**REQUIRED WORK:** Please write out each entry below exactly as given.

#### DATASET EXTRACT ####

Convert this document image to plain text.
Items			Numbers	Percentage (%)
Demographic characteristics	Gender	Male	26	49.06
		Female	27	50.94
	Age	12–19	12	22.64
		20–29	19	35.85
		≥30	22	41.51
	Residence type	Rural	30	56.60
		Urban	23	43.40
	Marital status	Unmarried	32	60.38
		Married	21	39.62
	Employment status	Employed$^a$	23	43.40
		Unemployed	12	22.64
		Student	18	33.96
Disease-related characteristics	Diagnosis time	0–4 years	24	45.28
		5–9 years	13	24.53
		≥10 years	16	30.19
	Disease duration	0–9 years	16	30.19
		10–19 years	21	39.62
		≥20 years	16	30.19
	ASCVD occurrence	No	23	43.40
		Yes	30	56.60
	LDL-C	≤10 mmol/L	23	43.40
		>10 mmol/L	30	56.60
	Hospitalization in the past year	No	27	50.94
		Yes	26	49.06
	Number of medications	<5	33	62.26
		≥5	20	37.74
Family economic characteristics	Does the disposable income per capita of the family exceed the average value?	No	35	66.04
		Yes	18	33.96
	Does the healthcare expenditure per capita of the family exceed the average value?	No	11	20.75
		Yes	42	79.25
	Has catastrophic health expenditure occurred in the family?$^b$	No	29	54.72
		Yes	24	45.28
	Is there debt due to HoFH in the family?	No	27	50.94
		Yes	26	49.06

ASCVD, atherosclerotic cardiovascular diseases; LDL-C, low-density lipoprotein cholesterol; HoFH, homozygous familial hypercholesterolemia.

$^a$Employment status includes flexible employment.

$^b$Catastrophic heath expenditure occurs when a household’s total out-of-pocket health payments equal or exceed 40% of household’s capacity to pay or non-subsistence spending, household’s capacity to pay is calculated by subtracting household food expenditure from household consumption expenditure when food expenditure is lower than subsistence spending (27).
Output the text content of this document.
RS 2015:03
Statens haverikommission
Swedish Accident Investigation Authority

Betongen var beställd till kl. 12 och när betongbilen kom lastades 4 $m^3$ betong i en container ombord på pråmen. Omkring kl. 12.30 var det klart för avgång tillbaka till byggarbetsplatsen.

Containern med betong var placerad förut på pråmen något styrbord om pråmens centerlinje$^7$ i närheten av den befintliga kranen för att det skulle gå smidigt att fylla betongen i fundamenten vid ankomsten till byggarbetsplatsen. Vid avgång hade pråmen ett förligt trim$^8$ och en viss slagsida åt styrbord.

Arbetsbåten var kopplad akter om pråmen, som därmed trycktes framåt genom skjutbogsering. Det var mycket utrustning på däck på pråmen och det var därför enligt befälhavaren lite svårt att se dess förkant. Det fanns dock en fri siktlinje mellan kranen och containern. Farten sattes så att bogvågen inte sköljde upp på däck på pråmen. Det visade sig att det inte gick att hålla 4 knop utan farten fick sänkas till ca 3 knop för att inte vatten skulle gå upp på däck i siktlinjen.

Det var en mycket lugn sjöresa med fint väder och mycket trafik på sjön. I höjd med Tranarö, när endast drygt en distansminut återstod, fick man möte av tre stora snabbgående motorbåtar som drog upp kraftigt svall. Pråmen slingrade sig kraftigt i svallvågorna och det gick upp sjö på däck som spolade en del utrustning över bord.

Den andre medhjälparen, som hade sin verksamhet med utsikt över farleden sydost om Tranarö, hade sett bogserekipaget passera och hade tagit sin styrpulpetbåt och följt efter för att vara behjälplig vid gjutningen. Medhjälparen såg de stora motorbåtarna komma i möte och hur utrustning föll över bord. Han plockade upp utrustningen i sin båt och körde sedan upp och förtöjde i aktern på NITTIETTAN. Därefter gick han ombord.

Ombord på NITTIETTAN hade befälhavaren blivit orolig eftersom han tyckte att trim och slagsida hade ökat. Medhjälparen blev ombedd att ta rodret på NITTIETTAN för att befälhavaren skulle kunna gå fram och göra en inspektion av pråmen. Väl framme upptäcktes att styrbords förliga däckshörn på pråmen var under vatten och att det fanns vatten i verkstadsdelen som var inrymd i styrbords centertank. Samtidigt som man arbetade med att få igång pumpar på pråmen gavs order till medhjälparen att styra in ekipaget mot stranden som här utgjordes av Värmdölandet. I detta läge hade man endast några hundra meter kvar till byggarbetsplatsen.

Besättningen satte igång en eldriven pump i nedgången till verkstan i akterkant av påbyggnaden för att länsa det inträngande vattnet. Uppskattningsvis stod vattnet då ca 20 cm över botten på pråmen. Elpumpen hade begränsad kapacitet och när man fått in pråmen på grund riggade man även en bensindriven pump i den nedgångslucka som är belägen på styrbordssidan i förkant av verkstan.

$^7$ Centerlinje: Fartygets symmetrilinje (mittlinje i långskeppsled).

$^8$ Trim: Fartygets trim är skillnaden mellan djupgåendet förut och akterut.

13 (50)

####

**SOLUTION FOR THIS PROBLEM:**
Convert this document image to plain text.
Items			Numbers	Percentage (%)
Demographic characteristics	Gender	Male	26	49.06
		Female	27	50.94
	Age	12–19	12	22.64
		20–29	19	35.85
		≥30	22	41.51
	Residence type	Rural	30	56.60
		Urban	23	43.40
	Marital status	Unmarried	32	60.38
		Married	21	39.62
	Employment status	Employed$^a$	23	43.40
		Unemployed	12	22.64
		Student	18	33.96
Disease-related characteristics	Diagnosis time	0–4 years	24	45.28
		5–9 years	13	24.53
		≥10 years	16	30.19
	Disease duration	0–9 years	16	30.19
		10–19 years	21	39.62
		≥20 years	16	30.19
	ASCVD occurrence	No	23	43.40
		Yes	30	56.60
	LDL-C	≤10 mmol/L	23	43.40
		>10 mmol/L	30	56.60
	Hospitalization in the past year	No	27	50.94
		Yes	26	49.06
	Number of medications	<5	33	62.26
		≥5	20	37.74
Family economic characteristics	Does the disposable income per capita of the family exceed the average value?	No	35	66.04
		Yes	18	33.96
	Does the healthcare expenditure per capita of the family exceed the average value?	No	11	20.75
		Yes	42	79.25
	Has catastrophic health expenditure occurred in the family?$^b$	No	29	54.72
		Yes	24	45.28
	Is there debt due to HoFH in the family?	No	27	50.94
		Yes	26	49.06

ASCVD, atherosclerotic cardiovascular diseases; LDL-C, low-density lipoprotein cholesterol; HoFH, homozygous familial hypercholesterolemia.

$^a$Employment status includes flexible employment.

$^b$Catastrophic heath expenditure occurs when a household’s total out-of-pocket health payments equal or exceed 40% of household’s capacity to pay or non-subsistence spending, household’s capacity to pay is calculated by subtracting household food expenditure from household consumption expenditure when food expenditure is lower than subsistence spending (27).
Output the text content of this document.
RS 2015:03
Statens haverikommission
Swedish Accident Investigation Authority

Betongen var beställd till kl. 12 och när betongbilen kom lastades 4 $m^3$ betong i en container ombord på pråmen. Omkring kl. 12.30 var det klart för avgång tillbaka till byggarbetsplatsen.

Containern med betong var placerad förut på pråmen något styrbord om pråmens centerlinje$^7$ i närheten av den befintliga kranen för att det skulle gå smidigt att fylla betongen i fundamenten vid ankomsten till byggarbetsplatsen. Vid avgång hade pråmen ett förligt trim$^8$ och en viss slagsida åt styrbord.

Arbetsbåten var kopplad akter om pråmen, som därmed trycktes framåt genom skjutbogsering. Det var mycket utrustning på däck på pråmen och det var därför enligt befälhavaren lite svårt att se dess förkant. Det fanns dock en fri siktlinje mellan kranen och containern. Farten sattes så att bogvågen inte sköljde upp på däck på pråmen. Det visade sig att det inte gick att hålla 4 knop utan farten fick sänkas till ca 3 knop för att inte vatten skulle gå upp på däck i siktlinjen.

Det var en mycket lugn sjöresa med fint väder och mycket trafik på sjön. I höjd med Tranarö, när endast drygt en distansminut återstod, fick man möte av tre stora snabbgående motorbåtar som drog upp kraftigt svall. Pråmen slingrade sig kraftigt i svallvågorna och det gick upp sjö på däck som spolade en del utrustning över bord.

Den andre medhjälparen, som hade sin verksamhet med utsikt över farleden sydost om Tranarö, hade sett bogserekipaget passera och hade tagit sin styrpulpetbåt och följt efter för att vara behjälplig vid gjutningen. Medhjälparen såg de stora motorbåtarna komma i möte och hur utrustning föll över bord. Han plockade upp utrustningen i sin båt och körde sedan upp och förtöjde i aktern på NITTIETTAN. Därefter gick han ombord.

Ombord på NITTIETTAN hade befälhavaren blivit orolig eftersom han tyckte att trim och slagsida hade ökat. Medhjälparen blev ombedd att ta rodret på NITTIETTAN för att befälhavaren skulle kunna gå fram och göra en inspektion av pråmen. Väl framme upptäcktes att styrbords förliga däckshörn på pråmen var under vatten och att det fanns vatten i verkstadsdelen som var inrymd i styrbords centertank. Samtidigt som man arbetade med att få igång pumpar på pråmen gavs order till medhjälparen att styra in ekipaget mot stranden som här utgjordes av Värmdölandet. I detta läge hade man endast några hundra meter kvar till byggarbetsplatsen.

Besättningen satte igång en eldriven pump i nedgången till verkstan i akterkant av påbyggnaden för att länsa det inträngande vattnet. Uppskattningsvis stod vattnet då ca 20 cm över botten på pråmen. Elpumpen hade begränsad kapacitet och när man fått in pråmen på grund riggade man även en bensindriven pump i den nedgångslucka som är belägen på styrbordssidan i förkant av verkstan.

$^7$ Centerlinje: Fartygets symmetrilinje (mittlinje i långskeppsled).

$^8$ Trim: Fartygets trim är skillnaden mellan djupgåendet förut och akterut.

13 (50)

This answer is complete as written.